Data entries
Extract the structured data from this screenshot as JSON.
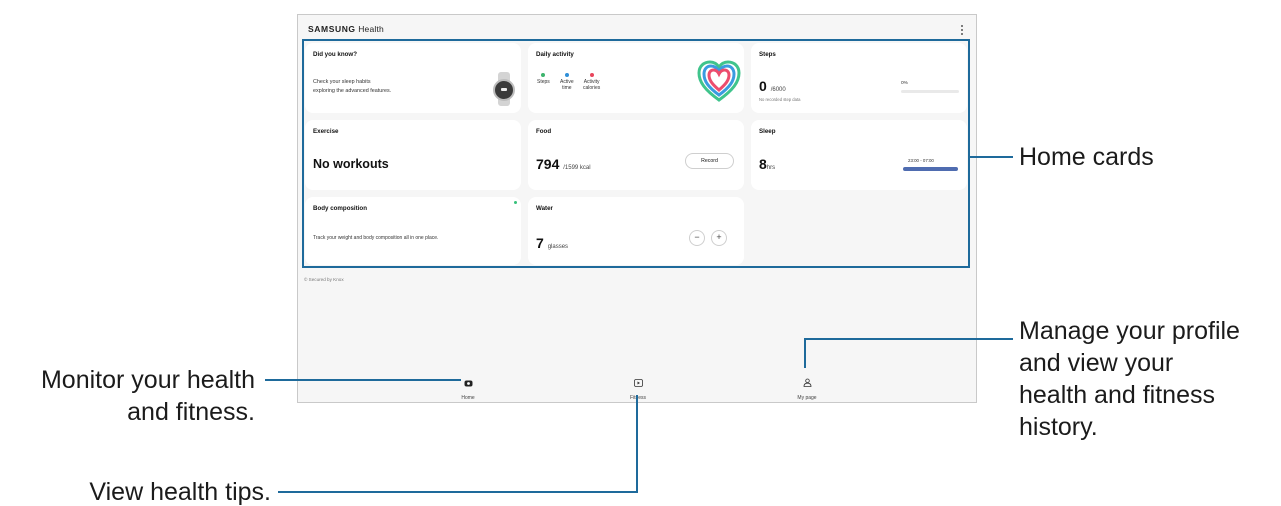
{
  "app": {
    "brand_bold": "SAMSUNG",
    "brand_light": "Health",
    "menu_icon": "more-vertical-icon"
  },
  "cards": {
    "did_you_know": {
      "title": "Did you know?",
      "line1": "Check your sleep habits",
      "line2": "exploring the advanced features."
    },
    "daily_activity": {
      "title": "Daily activity",
      "items": [
        {
          "line1": "Steps",
          "line2": "",
          "color": "#3db46d"
        },
        {
          "line1": "Active",
          "line2": "time",
          "color": "#2f8fd8"
        },
        {
          "line1": "Activity",
          "line2": "calories",
          "color": "#e8455c"
        }
      ]
    },
    "steps": {
      "title": "Steps",
      "value": "0",
      "goal": "/6000",
      "note": "No recorded step data",
      "percent": "0%",
      "progress": 0
    },
    "exercise": {
      "title": "Exercise",
      "value": "No workouts"
    },
    "food": {
      "title": "Food",
      "value": "794",
      "unit": "/1599 kcal",
      "button": "Record"
    },
    "sleep": {
      "title": "Sleep",
      "value": "8",
      "unit": "hrs",
      "range": "23:00 - 07:00"
    },
    "body_composition": {
      "title": "Body composition",
      "text": "Track your weight and body composition all in one place."
    },
    "water": {
      "title": "Water",
      "value": "7",
      "unit": "glasses",
      "minus": "−",
      "plus": "+"
    }
  },
  "footer_note": "© Secured by Knox",
  "nav": {
    "home": "Home",
    "fitness": "Fitness",
    "my_page": "My page"
  },
  "callouts": {
    "home_cards": "Home cards",
    "profile": [
      "Manage your profile",
      "and view your",
      "health and fitness",
      "history."
    ],
    "monitor": [
      "Monitor your health",
      "and fitness."
    ],
    "tips": "View health tips."
  },
  "colors": {
    "annotation": "#1e6a9b",
    "sleep_bar": "#4f6cb0",
    "notification_dot": "#36c07a"
  }
}
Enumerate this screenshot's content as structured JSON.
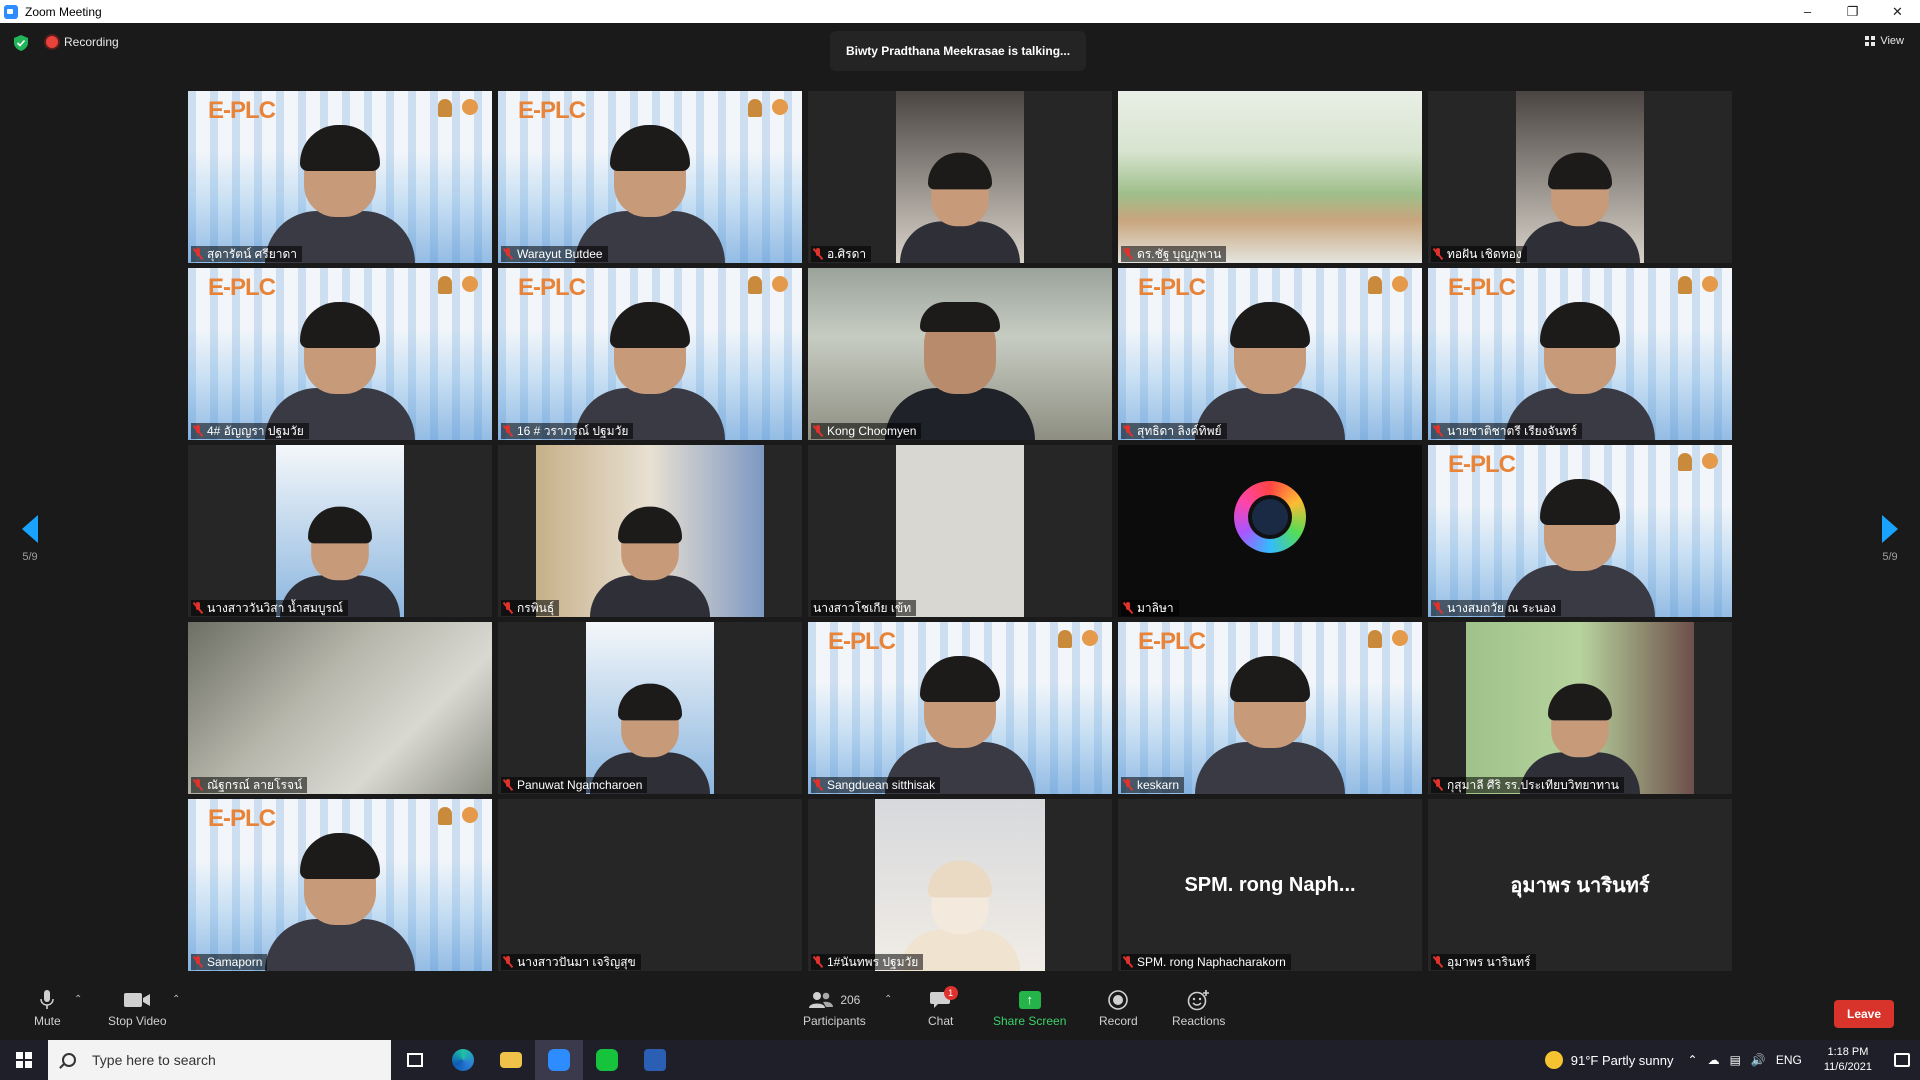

Short problem -
Look through the material above and pick out each line holding the word "your".

Solved exercise -
      "line1": "Check your sleep habits",
      "text": "Track your weight and body composition all in one place."
      "Manage your profile",
      "and view your",
      "Monitor your health",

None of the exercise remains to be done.